#### [TO DO]
Please find all lines in the data that hold the string "large" and copy them.

____________

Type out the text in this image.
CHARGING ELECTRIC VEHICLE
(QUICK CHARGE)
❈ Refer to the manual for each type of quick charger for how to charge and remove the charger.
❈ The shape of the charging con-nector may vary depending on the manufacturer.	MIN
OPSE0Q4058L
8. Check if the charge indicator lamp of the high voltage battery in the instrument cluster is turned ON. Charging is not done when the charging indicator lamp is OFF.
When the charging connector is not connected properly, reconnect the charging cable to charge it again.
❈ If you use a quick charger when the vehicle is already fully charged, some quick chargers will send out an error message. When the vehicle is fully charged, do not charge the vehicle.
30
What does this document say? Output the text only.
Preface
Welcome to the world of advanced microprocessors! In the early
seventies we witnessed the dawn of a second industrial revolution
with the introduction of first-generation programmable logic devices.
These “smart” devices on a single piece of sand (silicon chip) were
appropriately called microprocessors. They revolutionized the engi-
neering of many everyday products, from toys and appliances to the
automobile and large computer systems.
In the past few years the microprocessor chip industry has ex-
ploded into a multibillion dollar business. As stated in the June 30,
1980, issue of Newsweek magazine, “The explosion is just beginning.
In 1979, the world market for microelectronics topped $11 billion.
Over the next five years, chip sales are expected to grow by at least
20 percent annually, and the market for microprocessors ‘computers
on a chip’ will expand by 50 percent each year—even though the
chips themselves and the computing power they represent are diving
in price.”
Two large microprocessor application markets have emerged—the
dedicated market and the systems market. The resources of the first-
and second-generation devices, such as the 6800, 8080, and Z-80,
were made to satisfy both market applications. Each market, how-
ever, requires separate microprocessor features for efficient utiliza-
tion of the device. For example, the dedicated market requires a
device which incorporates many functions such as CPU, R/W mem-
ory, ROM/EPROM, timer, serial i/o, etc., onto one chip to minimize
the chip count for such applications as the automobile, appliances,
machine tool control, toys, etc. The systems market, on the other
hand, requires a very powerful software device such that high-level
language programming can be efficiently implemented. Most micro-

____________

#### [WORKED ANSWER]
automobile and large computer systems.
Two large microprocessor application markets have emerged—the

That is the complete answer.